Write the data out again, exactly as given.

* begin Records supplied *

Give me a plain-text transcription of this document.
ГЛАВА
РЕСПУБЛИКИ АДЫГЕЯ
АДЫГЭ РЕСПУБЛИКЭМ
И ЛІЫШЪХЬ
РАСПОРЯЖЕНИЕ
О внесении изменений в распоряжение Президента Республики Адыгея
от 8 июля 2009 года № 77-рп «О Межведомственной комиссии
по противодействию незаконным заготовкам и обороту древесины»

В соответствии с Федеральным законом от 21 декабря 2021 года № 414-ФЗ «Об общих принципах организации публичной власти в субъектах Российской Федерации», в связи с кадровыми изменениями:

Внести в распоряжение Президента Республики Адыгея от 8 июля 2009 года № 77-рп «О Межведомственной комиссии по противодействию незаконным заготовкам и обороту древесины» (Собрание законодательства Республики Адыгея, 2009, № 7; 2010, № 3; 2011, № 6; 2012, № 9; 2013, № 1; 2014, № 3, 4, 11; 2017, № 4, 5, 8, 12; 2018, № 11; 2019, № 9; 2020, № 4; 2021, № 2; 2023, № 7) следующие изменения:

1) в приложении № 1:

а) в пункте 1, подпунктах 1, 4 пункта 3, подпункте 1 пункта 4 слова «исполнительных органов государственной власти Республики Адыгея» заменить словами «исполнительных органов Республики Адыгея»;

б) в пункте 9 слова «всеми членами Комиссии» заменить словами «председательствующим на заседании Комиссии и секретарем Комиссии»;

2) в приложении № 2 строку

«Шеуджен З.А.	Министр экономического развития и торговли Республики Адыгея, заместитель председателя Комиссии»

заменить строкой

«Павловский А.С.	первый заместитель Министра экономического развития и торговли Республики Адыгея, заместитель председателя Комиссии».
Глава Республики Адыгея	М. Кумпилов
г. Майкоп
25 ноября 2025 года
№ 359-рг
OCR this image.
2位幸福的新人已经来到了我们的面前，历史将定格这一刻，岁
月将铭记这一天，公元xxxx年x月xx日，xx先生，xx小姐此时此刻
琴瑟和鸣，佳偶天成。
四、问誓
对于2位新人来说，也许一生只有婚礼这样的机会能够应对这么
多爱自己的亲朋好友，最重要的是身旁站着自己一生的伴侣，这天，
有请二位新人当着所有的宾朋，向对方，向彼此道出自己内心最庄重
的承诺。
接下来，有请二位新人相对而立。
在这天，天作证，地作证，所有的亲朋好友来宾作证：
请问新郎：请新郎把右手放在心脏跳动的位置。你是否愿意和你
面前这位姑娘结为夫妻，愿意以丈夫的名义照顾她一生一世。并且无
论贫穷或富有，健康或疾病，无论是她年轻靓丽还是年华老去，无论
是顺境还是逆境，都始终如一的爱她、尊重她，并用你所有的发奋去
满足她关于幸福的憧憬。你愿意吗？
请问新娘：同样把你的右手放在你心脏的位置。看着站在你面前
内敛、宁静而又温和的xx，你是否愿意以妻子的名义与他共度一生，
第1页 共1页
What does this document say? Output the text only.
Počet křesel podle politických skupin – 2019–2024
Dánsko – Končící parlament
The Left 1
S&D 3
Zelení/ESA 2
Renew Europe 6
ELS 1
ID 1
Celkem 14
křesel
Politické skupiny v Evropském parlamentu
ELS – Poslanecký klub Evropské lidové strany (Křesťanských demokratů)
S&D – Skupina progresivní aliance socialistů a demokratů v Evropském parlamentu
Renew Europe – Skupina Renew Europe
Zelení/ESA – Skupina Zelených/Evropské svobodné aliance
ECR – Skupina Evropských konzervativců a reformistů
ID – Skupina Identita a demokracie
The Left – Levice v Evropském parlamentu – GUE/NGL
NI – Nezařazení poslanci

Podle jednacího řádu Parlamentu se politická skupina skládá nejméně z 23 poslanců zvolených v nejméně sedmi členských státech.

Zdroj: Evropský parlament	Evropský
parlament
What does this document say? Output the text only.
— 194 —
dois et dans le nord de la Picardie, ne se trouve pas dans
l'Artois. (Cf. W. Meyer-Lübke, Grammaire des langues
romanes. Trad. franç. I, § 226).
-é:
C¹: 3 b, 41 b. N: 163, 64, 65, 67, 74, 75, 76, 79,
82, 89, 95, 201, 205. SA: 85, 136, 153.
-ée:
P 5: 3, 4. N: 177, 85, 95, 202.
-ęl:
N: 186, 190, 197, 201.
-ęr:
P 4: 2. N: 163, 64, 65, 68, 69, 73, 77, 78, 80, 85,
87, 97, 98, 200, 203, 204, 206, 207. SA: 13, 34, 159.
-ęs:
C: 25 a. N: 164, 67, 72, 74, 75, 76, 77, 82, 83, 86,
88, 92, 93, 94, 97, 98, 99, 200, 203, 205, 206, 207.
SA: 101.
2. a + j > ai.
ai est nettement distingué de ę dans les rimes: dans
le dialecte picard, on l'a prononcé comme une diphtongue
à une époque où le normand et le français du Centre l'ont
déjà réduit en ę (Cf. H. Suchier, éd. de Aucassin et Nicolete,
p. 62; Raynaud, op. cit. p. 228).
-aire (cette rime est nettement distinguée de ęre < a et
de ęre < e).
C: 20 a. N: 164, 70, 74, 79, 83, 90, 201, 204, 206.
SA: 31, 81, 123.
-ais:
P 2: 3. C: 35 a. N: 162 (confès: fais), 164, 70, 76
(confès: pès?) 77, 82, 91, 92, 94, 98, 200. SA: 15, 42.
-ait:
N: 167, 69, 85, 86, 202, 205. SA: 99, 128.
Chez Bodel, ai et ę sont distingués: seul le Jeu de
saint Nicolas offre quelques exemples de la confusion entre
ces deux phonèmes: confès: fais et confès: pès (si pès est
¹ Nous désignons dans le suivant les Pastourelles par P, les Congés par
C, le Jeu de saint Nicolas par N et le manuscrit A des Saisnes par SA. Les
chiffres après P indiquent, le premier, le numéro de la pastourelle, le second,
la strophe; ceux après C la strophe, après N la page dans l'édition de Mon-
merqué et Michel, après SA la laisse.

* end Records supplied *

◆ Written solution:
Give me a plain-text transcription of this document.
ГЛАВА
РЕСПУБЛИКИ АДЫГЕЯ
АДЫГЭ РЕСПУБЛИКЭМ
И ЛІЫШЪХЬ
РАСПОРЯЖЕНИЕ
О внесении изменений в распоряжение Президента Республики Адыгея
от 8 июля 2009 года № 77-рп «О Межведомственной комиссии
по противодействию незаконным заготовкам и обороту древесины»

В соответствии с Федеральным законом от 21 декабря 2021 года № 414-ФЗ «Об общих принципах организации публичной власти в субъектах Российской Федерации», в связи с кадровыми изменениями:

Внести в распоряжение Президента Республики Адыгея от 8 июля 2009 года № 77-рп «О Межведомственной комиссии по противодействию незаконным заготовкам и обороту древесины» (Собрание законодательства Республики Адыгея, 2009, № 7; 2010, № 3; 2011, № 6; 2012, № 9; 2013, № 1; 2014, № 3, 4, 11; 2017, № 4, 5, 8, 12; 2018, № 11; 2019, № 9; 2020, № 4; 2021, № 2; 2023, № 7) следующие изменения:

1) в приложении № 1:

а) в пункте 1, подпунктах 1, 4 пункта 3, подпункте 1 пункта 4 слова «исполнительных органов государственной власти Республики Адыгея» заменить словами «исполнительных органов Республики Адыгея»;

б) в пункте 9 слова «всеми членами Комиссии» заменить словами «председательствующим на заседании Комиссии и секретарем Комиссии»;

2) в приложении № 2 строку

«Шеуджен З.А.	Министр экономического развития и торговли Республики Адыгея, заместитель председателя Комиссии»

заменить строкой

«Павловский А.С.	первый заместитель Министра экономического развития и торговли Республики Адыгея, заместитель председателя Комиссии».
Глава Республики Адыгея	М. Кумпилов
г. Майкоп
25 ноября 2025 года
№ 359-рг
OCR this image.
2位幸福的新人已经来到了我们的面前，历史将定格这一刻，岁
月将铭记这一天，公元xxxx年x月xx日，xx先生，xx小姐此时此刻
琴瑟和鸣，佳偶天成。
四、问誓
对于2位新人来说，也许一生只有婚礼这样的机会能够应对这么
多爱自己的亲朋好友，最重要的是身旁站着自己一生的伴侣，这天，
有请二位新人当着所有的宾朋，向对方，向彼此道出自己内心最庄重
的承诺。
接下来，有请二位新人相对而立。
在这天，天作证，地作证，所有的亲朋好友来宾作证：
请问新郎：请新郎把右手放在心脏跳动的位置。你是否愿意和你
面前这位姑娘结为夫妻，愿意以丈夫的名义照顾她一生一世。并且无
论贫穷或富有，健康或疾病，无论是她年轻靓丽还是年华老去，无论
是顺境还是逆境，都始终如一的爱她、尊重她，并用你所有的发奋去
满足她关于幸福的憧憬。你愿意吗？
请问新娘：同样把你的右手放在你心脏的位置。看着站在你面前
内敛、宁静而又温和的xx，你是否愿意以妻子的名义与他共度一生，
第1页 共1页
What does this document say? Output the text only.
Počet křesel podle politických skupin – 2019–2024
Dánsko – Končící parlament
The Left 1
S&D 3
Zelení/ESA 2
Renew Europe 6
ELS 1
ID 1
Celkem 14
křesel
Politické skupiny v Evropském parlamentu
ELS – Poslanecký klub Evropské lidové strany (Křesťanských demokratů)
S&D – Skupina progresivní aliance socialistů a demokratů v Evropském parlamentu
Renew Europe – Skupina Renew Europe
Zelení/ESA – Skupina Zelených/Evropské svobodné aliance
ECR – Skupina Evropských konzervativců a reformistů
ID – Skupina Identita a demokracie
The Left – Levice v Evropském parlamentu – GUE/NGL
NI – Nezařazení poslanci

Podle jednacího řádu Parlamentu se politická skupina skládá nejméně z 23 poslanců zvolených v nejméně sedmi členských státech.

Zdroj: Evropský parlament	Evropský
parlament
What does this document say? Output the text only.
— 194 —
dois et dans le nord de la Picardie, ne se trouve pas dans
l'Artois. (Cf. W. Meyer-Lübke, Grammaire des langues
romanes. Trad. franç. I, § 226).
-é:
C¹: 3 b, 41 b. N: 163, 64, 65, 67, 74, 75, 76, 79,
82, 89, 95, 201, 205. SA: 85, 136, 153.
-ée:
P 5: 3, 4. N: 177, 85, 95, 202.
-ęl:
N: 186, 190, 197, 201.
-ęr:
P 4: 2. N: 163, 64, 65, 68, 69, 73, 77, 78, 80, 85,
87, 97, 98, 200, 203, 204, 206, 207. SA: 13, 34, 159.
-ęs:
C: 25 a. N: 164, 67, 72, 74, 75, 76, 77, 82, 83, 86,
88, 92, 93, 94, 97, 98, 99, 200, 203, 205, 206, 207.
SA: 101.
2. a + j > ai.
ai est nettement distingué de ę dans les rimes: dans
le dialecte picard, on l'a prononcé comme une diphtongue
à une époque où le normand et le français du Centre l'ont
déjà réduit en ę (Cf. H. Suchier, éd. de Aucassin et Nicolete,
p. 62; Raynaud, op. cit. p. 228).
-aire (cette rime est nettement distinguée de ęre < a et
de ęre < e).
C: 20 a. N: 164, 70, 74, 79, 83, 90, 201, 204, 206.
SA: 31, 81, 123.
-ais:
P 2: 3. C: 35 a. N: 162 (confès: fais), 164, 70, 76
(confès: pès?) 77, 82, 91, 92, 94, 98, 200. SA: 15, 42.
-ait:
N: 167, 69, 85, 86, 202, 205. SA: 99, 128.
Chez Bodel, ai et ę sont distingués: seul le Jeu de
saint Nicolas offre quelques exemples de la confusion entre
ces deux phonèmes: confès: fais et confès: pès (si pès est
¹ Nous désignons dans le suivant les Pastourelles par P, les Congés par
C, le Jeu de saint Nicolas par N et le manuscrit A des Saisnes par SA. Les
chiffres après P indiquent, le premier, le numéro de la pastourelle, le second,
la strophe; ceux après C la strophe, après N la page dans l'édition de Mon-
merqué et Michel, après SA la laisse.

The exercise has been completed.